--- begin ---

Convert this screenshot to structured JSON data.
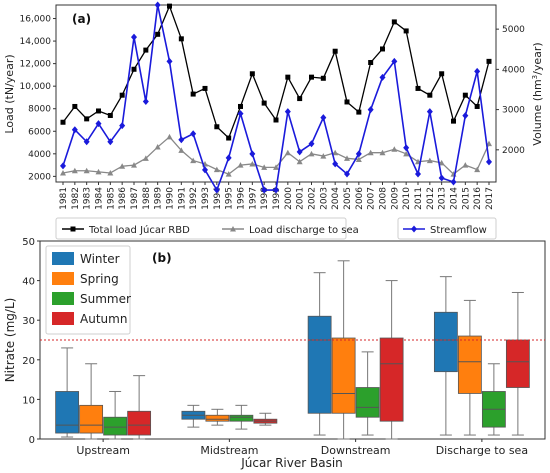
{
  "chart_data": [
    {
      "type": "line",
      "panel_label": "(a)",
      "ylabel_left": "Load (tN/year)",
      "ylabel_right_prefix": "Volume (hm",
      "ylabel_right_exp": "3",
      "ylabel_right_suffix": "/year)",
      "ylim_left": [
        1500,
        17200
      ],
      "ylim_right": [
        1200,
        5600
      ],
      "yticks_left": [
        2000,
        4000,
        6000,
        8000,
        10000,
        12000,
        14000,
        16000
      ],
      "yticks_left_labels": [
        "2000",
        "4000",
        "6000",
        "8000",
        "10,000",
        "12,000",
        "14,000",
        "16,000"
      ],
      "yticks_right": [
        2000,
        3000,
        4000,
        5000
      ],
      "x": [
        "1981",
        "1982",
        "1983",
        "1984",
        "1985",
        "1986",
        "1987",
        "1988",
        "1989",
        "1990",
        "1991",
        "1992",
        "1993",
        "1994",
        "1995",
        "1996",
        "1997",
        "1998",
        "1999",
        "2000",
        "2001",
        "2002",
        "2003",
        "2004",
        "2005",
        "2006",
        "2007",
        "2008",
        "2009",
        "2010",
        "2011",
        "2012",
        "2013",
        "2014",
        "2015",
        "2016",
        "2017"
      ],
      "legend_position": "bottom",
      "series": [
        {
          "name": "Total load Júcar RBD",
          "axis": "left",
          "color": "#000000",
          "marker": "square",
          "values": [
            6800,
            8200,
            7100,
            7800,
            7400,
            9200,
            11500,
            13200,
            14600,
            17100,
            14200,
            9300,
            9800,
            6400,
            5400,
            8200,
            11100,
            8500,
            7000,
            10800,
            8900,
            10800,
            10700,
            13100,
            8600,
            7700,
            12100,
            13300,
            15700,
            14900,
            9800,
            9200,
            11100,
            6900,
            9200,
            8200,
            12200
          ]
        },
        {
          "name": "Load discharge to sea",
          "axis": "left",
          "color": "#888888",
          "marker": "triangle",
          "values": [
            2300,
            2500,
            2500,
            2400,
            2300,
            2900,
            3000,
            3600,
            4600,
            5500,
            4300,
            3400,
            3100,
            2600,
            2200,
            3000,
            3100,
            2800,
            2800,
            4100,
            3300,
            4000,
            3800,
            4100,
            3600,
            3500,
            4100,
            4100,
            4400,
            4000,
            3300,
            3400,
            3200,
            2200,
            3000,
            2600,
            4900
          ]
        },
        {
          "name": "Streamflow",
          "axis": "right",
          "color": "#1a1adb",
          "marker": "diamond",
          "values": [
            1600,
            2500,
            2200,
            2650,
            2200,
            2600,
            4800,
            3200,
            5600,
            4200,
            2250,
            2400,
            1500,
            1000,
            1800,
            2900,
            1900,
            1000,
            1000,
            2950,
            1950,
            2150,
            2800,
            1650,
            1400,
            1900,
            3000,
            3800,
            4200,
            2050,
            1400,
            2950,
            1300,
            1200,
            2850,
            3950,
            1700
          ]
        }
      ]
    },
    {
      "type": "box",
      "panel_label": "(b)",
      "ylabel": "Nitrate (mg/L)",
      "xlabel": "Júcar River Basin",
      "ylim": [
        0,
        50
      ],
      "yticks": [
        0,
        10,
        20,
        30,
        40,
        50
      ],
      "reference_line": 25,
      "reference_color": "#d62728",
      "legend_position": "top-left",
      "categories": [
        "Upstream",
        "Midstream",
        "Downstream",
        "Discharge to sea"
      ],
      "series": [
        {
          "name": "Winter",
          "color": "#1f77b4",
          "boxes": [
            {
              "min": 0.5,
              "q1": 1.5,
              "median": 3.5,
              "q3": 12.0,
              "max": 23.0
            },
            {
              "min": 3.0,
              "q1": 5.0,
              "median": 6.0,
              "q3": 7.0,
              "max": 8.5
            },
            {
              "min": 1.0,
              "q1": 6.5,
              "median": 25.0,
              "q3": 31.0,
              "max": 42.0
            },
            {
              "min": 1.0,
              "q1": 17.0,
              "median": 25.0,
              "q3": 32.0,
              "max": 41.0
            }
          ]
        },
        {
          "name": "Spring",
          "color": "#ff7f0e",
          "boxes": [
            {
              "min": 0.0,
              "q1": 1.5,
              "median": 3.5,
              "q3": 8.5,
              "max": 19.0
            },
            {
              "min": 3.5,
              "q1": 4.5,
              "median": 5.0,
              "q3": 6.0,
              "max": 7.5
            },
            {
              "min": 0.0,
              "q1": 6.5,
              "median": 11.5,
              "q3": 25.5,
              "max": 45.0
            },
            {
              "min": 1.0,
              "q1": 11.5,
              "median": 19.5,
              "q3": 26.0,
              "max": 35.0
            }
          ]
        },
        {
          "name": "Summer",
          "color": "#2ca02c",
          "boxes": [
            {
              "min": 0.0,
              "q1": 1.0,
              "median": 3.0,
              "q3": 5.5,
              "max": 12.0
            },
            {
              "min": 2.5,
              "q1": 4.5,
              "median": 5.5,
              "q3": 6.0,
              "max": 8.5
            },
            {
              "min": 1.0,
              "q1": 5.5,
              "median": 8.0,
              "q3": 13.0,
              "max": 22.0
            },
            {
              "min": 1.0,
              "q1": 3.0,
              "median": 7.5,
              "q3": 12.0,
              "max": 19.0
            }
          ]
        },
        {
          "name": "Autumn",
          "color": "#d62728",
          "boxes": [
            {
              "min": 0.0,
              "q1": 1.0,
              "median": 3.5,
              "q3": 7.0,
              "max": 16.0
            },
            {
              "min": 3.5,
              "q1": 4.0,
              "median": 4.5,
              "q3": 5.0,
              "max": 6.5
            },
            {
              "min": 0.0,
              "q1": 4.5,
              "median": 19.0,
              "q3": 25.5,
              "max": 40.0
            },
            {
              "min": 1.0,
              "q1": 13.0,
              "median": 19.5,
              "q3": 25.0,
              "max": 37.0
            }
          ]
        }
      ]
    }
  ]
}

--- end ---

◆ EXERCISE DETAILS ◆
In your copy, leave out the pictures and reproduce the material above exactly.

◆ SOLUTION TO THIS TASK ◆
Convert this screenshot to structured JSON data.
{
  "chart_data": [
    {
      "type": "line",
      "panel_label": "(a)",
      "ylabel_left": "Load (tN/year)",
      "ylabel_right_prefix": "Volume (hm",
      "ylabel_right_exp": "3",
      "ylabel_right_suffix": "/year)",
      "ylim_left": [
        1500,
        17200
      ],
      "ylim_right": [
        1200,
        5600
      ],
      "yticks_left": [
        2000,
        4000,
        6000,
        8000,
        10000,
        12000,
        14000,
        16000
      ],
      "yticks_left_labels": [
        "2000",
        "4000",
        "6000",
        "8000",
        "10,000",
        "12,000",
        "14,000",
        "16,000"
      ],
      "yticks_right": [
        2000,
        3000,
        4000,
        5000
      ],
      "x": [
        "1981",
        "1982",
        "1983",
        "1984",
        "1985",
        "1986",
        "1987",
        "1988",
        "1989",
        "1990",
        "1991",
        "1992",
        "1993",
        "1994",
        "1995",
        "1996",
        "1997",
        "1998",
        "1999",
        "2000",
        "2001",
        "2002",
        "2003",
        "2004",
        "2005",
        "2006",
        "2007",
        "2008",
        "2009",
        "2010",
        "2011",
        "2012",
        "2013",
        "2014",
        "2015",
        "2016",
        "2017"
      ],
      "legend_position": "bottom",
      "series": [
        {
          "name": "Total load Júcar RBD",
          "axis": "left",
          "color": "#000000",
          "marker": "square",
          "values": [
            6800,
            8200,
            7100,
            7800,
            7400,
            9200,
            11500,
            13200,
            14600,
            17100,
            14200,
            9300,
            9800,
            6400,
            5400,
            8200,
            11100,
            8500,
            7000,
            10800,
            8900,
            10800,
            10700,
            13100,
            8600,
            7700,
            12100,
            13300,
            15700,
            14900,
            9800,
            9200,
            11100,
            6900,
            9200,
            8200,
            12200
          ]
        },
        {
          "name": "Load discharge to sea",
          "axis": "left",
          "color": "#888888",
          "marker": "triangle",
          "values": [
            2300,
            2500,
            2500,
            2400,
            2300,
            2900,
            3000,
            3600,
            4600,
            5500,
            4300,
            3400,
            3100,
            2600,
            2200,
            3000,
            3100,
            2800,
            2800,
            4100,
            3300,
            4000,
            3800,
            4100,
            3600,
            3500,
            4100,
            4100,
            4400,
            4000,
            3300,
            3400,
            3200,
            2200,
            3000,
            2600,
            4900
          ]
        },
        {
          "name": "Streamflow",
          "axis": "right",
          "color": "#1a1adb",
          "marker": "diamond",
          "values": [
            1600,
            2500,
            2200,
            2650,
            2200,
            2600,
            4800,
            3200,
            5600,
            4200,
            2250,
            2400,
            1500,
            1000,
            1800,
            2900,
            1900,
            1000,
            1000,
            2950,
            1950,
            2150,
            2800,
            1650,
            1400,
            1900,
            3000,
            3800,
            4200,
            2050,
            1400,
            2950,
            1300,
            1200,
            2850,
            3950,
            1700
          ]
        }
      ]
    },
    {
      "type": "box",
      "panel_label": "(b)",
      "ylabel": "Nitrate (mg/L)",
      "xlabel": "Júcar River Basin",
      "ylim": [
        0,
        50
      ],
      "yticks": [
        0,
        10,
        20,
        30,
        40,
        50
      ],
      "reference_line": 25,
      "reference_color": "#d62728",
      "legend_position": "top-left",
      "categories": [
        "Upstream",
        "Midstream",
        "Downstream",
        "Discharge to sea"
      ],
      "series": [
        {
          "name": "Winter",
          "color": "#1f77b4",
          "boxes": [
            {
              "min": 0.5,
              "q1": 1.5,
              "median": 3.5,
              "q3": 12.0,
              "max": 23.0
            },
            {
              "min": 3.0,
              "q1": 5.0,
              "median": 6.0,
              "q3": 7.0,
              "max": 8.5
            },
            {
              "min": 1.0,
              "q1": 6.5,
              "median": 25.0,
              "q3": 31.0,
              "max": 42.0
            },
            {
              "min": 1.0,
              "q1": 17.0,
              "median": 25.0,
              "q3": 32.0,
              "max": 41.0
            }
          ]
        },
        {
          "name": "Spring",
          "color": "#ff7f0e",
          "boxes": [
            {
              "min": 0.0,
              "q1": 1.5,
              "median": 3.5,
              "q3": 8.5,
              "max": 19.0
            },
            {
              "min": 3.5,
              "q1": 4.5,
              "median": 5.0,
              "q3": 6.0,
              "max": 7.5
            },
            {
              "min": 0.0,
              "q1": 6.5,
              "median": 11.5,
              "q3": 25.5,
              "max": 45.0
            },
            {
              "min": 1.0,
              "q1": 11.5,
              "median": 19.5,
              "q3": 26.0,
              "max": 35.0
            }
          ]
        },
        {
          "name": "Summer",
          "color": "#2ca02c",
          "boxes": [
            {
              "min": 0.0,
              "q1": 1.0,
              "median": 3.0,
              "q3": 5.5,
              "max": 12.0
            },
            {
              "min": 2.5,
              "q1": 4.5,
              "median": 5.5,
              "q3": 6.0,
              "max": 8.5
            },
            {
              "min": 1.0,
              "q1": 5.5,
              "median": 8.0,
              "q3": 13.0,
              "max": 22.0
            },
            {
              "min": 1.0,
              "q1": 3.0,
              "median": 7.5,
              "q3": 12.0,
              "max": 19.0
            }
          ]
        },
        {
          "name": "Autumn",
          "color": "#d62728",
          "boxes": [
            {
              "min": 0.0,
              "q1": 1.0,
              "median": 3.5,
              "q3": 7.0,
              "max": 16.0
            },
            {
              "min": 3.5,
              "q1": 4.0,
              "median": 4.5,
              "q3": 5.0,
              "max": 6.5
            },
            {
              "min": 0.0,
              "q1": 4.5,
              "median": 19.0,
              "q3": 25.5,
              "max": 40.0
            },
            {
              "min": 1.0,
              "q1": 13.0,
              "median": 19.5,
              "q3": 25.0,
              "max": 37.0
            }
          ]
        }
      ]
    }
  ]
}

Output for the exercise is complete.